DIRECTIONS FOR THIS TASK =>
Copy word for word the stretch of the material from its first line through the line containing "equation-x: x′ = −x xyxy=(167,651,292,689)".

[Element region listings]
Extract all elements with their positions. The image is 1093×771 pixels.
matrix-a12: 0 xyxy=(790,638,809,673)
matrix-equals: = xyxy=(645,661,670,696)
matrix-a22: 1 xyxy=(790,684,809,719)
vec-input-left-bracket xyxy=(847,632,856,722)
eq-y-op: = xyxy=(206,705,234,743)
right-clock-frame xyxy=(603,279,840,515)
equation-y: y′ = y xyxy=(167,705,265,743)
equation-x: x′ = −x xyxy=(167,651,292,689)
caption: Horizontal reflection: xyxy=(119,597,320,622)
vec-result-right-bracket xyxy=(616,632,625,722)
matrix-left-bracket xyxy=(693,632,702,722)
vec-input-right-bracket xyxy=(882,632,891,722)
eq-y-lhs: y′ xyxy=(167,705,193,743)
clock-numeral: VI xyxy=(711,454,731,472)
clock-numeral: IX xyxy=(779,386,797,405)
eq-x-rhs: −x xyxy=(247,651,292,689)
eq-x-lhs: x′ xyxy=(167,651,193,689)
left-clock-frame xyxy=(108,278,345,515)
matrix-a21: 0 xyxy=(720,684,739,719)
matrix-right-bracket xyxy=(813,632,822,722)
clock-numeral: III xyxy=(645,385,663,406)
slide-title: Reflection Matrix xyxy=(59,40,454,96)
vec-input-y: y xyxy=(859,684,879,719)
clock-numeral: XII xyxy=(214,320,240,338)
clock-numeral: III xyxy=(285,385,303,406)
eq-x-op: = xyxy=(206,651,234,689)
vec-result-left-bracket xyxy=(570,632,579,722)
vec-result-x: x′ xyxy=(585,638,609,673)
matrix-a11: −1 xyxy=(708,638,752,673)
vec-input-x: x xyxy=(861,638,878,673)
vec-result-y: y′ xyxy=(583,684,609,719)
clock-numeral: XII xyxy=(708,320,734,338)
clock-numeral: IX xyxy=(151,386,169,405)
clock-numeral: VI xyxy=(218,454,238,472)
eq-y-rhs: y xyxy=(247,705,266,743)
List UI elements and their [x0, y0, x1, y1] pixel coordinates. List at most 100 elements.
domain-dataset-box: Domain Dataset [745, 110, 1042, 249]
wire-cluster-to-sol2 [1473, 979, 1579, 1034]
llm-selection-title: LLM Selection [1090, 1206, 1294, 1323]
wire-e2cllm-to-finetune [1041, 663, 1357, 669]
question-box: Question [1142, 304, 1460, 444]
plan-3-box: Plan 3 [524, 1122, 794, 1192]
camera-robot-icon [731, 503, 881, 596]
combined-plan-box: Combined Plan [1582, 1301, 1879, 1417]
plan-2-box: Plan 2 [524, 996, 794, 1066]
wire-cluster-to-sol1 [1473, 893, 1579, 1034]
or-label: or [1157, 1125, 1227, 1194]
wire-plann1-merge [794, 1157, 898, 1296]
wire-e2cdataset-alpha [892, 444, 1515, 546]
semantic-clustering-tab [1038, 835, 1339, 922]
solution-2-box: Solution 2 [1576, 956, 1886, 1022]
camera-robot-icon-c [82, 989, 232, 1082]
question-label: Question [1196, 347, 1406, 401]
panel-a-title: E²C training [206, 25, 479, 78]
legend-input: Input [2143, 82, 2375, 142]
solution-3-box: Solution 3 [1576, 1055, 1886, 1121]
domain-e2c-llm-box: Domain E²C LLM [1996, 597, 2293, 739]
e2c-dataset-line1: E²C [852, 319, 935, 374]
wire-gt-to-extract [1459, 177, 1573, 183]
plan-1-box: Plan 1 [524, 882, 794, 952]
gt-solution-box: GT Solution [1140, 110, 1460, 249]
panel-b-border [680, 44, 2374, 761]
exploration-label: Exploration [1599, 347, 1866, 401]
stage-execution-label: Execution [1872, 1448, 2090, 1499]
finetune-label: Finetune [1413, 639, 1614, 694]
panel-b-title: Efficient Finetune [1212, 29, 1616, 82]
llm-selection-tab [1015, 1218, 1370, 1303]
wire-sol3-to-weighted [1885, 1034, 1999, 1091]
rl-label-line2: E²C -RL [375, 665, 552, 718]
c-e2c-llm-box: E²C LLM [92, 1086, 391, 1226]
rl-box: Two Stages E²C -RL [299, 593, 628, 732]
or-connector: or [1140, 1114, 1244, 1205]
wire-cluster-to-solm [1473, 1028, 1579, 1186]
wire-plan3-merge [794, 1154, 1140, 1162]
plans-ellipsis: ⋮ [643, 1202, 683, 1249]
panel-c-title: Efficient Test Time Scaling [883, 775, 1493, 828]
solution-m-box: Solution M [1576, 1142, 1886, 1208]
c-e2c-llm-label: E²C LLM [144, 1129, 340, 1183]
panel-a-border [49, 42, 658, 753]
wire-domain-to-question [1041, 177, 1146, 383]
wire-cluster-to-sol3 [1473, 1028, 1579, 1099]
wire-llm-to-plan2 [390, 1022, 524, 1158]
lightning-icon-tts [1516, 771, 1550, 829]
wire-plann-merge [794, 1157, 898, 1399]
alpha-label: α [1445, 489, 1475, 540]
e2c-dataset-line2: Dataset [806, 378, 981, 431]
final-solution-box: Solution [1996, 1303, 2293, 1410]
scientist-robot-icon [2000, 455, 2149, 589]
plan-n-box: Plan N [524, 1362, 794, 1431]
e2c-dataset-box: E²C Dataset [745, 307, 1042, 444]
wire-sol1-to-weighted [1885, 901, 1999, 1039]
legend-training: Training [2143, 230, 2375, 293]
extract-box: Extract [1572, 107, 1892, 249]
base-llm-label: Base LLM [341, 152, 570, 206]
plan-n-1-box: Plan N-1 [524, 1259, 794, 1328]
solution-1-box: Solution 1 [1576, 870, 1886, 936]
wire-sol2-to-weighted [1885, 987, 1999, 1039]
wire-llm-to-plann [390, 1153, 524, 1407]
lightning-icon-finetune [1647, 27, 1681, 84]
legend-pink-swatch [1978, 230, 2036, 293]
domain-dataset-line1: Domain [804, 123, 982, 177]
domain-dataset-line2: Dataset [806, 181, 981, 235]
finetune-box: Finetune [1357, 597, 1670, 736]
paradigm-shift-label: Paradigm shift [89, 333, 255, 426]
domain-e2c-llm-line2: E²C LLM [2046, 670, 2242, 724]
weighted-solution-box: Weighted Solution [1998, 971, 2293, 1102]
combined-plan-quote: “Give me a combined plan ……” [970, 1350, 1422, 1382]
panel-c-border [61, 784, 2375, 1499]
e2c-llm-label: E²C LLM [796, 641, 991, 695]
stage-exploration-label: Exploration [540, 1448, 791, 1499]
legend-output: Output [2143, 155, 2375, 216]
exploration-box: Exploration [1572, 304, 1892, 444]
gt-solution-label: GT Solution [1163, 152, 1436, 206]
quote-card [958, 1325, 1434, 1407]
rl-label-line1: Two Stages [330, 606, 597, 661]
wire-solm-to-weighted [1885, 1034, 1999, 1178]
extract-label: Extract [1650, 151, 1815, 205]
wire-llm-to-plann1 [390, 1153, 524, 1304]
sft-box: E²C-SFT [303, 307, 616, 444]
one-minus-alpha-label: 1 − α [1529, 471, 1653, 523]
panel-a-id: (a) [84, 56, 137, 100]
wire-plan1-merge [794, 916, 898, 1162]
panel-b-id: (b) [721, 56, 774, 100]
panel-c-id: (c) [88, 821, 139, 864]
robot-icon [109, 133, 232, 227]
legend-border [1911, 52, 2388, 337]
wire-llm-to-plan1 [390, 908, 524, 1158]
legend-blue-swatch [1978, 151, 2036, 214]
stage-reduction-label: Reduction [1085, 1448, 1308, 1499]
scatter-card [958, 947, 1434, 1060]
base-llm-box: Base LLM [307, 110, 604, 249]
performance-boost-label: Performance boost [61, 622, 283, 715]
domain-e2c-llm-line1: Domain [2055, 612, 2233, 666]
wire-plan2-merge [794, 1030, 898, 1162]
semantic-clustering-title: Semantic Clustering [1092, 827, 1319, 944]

RESPONSE =>
Extract all elements with their positions. The image is 1093×771 pixels.
matrix-a12: 0 xyxy=(790,638,809,673)
matrix-equals: = xyxy=(645,661,670,696)
matrix-a22: 1 xyxy=(790,684,809,719)
vec-input-left-bracket xyxy=(847,632,856,722)
eq-y-op: = xyxy=(206,705,234,743)
right-clock-frame xyxy=(603,279,840,515)
equation-y: y′ = y xyxy=(167,705,265,743)
equation-x: x′ = −x xyxy=(167,651,292,689)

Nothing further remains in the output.